- Material provided -
################

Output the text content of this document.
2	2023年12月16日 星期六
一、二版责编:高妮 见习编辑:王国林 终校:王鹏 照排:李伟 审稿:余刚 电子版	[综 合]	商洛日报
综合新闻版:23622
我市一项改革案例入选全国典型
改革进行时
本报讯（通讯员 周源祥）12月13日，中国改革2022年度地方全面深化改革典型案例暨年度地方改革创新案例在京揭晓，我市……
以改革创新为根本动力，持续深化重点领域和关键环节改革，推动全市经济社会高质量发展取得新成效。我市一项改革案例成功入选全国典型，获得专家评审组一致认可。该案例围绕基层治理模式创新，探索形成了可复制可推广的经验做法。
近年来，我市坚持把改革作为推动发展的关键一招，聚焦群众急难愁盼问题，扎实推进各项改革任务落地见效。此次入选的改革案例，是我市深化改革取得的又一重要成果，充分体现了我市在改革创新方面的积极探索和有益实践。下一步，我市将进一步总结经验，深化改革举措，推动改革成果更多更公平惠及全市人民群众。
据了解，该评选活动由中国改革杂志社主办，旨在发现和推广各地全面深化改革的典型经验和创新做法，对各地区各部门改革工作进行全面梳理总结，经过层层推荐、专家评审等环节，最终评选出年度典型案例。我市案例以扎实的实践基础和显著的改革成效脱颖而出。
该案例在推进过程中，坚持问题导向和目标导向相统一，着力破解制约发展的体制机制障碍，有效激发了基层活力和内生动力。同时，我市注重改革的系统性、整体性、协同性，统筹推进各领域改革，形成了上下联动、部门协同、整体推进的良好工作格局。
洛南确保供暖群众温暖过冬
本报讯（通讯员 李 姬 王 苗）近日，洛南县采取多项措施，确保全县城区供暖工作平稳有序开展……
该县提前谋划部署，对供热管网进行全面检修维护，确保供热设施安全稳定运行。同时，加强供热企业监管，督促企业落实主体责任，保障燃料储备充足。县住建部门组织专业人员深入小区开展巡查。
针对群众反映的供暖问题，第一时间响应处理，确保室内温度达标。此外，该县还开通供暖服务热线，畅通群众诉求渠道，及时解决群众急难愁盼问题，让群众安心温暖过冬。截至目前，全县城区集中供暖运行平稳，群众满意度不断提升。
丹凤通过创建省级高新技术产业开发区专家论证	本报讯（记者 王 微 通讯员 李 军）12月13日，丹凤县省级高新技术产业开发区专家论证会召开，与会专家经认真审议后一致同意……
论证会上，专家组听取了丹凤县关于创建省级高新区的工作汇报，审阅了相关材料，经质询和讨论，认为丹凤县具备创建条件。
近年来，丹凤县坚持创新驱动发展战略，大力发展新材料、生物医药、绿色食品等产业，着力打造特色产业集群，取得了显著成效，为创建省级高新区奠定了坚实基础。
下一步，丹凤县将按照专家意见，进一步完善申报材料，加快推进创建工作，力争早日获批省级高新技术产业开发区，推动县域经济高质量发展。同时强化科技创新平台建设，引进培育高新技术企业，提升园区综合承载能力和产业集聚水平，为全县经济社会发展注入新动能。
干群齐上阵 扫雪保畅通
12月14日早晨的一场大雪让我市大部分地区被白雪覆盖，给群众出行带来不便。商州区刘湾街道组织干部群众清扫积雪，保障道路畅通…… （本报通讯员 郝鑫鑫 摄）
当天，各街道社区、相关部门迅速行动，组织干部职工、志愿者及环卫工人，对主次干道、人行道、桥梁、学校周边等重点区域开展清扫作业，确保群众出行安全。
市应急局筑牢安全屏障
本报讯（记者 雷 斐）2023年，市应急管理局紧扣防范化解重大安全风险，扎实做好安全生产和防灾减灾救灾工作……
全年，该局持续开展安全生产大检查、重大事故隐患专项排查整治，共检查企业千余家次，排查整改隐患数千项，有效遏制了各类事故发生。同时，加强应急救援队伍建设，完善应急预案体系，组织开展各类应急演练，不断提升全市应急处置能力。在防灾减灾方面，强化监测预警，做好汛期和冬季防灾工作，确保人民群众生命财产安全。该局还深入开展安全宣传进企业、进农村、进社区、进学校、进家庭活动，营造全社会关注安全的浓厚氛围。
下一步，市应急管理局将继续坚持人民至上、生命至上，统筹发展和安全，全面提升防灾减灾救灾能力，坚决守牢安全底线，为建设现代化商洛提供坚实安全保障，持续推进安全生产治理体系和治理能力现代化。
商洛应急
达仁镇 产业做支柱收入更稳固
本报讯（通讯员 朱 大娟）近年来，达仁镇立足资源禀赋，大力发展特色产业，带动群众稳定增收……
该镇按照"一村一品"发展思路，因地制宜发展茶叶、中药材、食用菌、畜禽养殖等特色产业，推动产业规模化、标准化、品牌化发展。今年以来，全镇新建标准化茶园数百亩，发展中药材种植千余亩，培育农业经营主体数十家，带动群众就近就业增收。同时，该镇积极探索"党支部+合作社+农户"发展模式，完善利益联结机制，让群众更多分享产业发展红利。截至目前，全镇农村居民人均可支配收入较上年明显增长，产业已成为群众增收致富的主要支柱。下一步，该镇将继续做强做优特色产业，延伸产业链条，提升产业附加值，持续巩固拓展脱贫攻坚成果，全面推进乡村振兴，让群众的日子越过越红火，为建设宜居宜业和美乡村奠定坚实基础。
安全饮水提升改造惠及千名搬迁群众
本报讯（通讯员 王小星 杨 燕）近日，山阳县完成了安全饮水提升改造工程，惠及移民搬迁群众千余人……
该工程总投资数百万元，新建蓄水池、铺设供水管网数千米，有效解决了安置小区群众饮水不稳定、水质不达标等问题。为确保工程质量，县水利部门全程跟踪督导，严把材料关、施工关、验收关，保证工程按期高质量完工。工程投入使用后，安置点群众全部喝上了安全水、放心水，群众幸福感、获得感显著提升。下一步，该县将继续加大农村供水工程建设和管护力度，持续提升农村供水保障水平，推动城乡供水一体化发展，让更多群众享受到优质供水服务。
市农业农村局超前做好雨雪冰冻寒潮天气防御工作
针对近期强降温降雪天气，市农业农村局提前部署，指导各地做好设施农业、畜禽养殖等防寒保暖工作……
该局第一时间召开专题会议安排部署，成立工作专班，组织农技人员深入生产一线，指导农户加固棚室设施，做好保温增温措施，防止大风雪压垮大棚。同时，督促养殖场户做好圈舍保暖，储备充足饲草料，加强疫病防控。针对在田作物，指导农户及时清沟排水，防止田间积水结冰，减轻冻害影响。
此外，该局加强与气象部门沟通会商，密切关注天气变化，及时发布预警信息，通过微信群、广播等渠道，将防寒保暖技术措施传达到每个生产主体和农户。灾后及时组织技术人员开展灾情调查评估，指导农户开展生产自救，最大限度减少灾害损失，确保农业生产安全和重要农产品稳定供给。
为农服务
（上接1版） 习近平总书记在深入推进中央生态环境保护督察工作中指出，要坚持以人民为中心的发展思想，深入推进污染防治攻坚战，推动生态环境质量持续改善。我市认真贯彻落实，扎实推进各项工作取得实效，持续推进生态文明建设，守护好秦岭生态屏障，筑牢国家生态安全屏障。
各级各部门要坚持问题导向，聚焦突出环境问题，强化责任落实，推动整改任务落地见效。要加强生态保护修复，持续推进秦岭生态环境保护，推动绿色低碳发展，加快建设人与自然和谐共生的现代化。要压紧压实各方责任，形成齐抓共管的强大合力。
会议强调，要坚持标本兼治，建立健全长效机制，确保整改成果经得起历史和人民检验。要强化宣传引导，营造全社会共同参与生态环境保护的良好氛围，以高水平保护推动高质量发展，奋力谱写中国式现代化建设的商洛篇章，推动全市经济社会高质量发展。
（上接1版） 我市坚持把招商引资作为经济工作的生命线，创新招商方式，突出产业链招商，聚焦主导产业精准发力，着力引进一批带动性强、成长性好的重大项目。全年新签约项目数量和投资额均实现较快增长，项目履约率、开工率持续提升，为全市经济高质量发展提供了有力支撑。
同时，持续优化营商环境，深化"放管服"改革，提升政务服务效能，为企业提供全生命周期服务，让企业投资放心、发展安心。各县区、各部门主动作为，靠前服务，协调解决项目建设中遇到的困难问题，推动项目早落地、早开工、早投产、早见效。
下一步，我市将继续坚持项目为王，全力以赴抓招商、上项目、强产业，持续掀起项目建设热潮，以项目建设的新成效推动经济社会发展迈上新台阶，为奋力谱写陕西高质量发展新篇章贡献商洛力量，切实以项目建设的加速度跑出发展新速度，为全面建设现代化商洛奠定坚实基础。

################

- Exercise brief -
Pull out the lines above in which the word "截至目前" appears.

- Solution -
针对群众反映的供暖问题，第一时间响应处理，确保室内温度达标。此外，该县还开通供暖服务热线，畅通群众诉求渠道，及时解决群众急难愁盼问题，让群众安心温暖过冬。截至目前，全县城区集中供暖运行平稳，群众满意度不断提升。
该镇按照"一村一品"发展思路，因地制宜发展茶叶、中药材、食用菌、畜禽养殖等特色产业，推动产业规模化、标准化、品牌化发展。今年以来，全镇新建标准化茶园数百亩，发展中药材种植千余亩，培育农业经营主体数十家，带动群众就近就业增收。同时，该镇积极探索"党支部+合作社+农户"发展模式，完善利益联结机制，让群众更多分享产业发展红利。截至目前，全镇农村居民人均可支配收入较上年明显增长，产业已成为群众增收致富的主要支柱。下一步，该镇将继续做强做优特色产业，延伸产业链条，提升产业附加值，持续巩固拓展脱贫攻坚成果，全面推进乡村振兴，让群众的日子越过越红火，为建设宜居宜业和美乡村奠定坚实基础。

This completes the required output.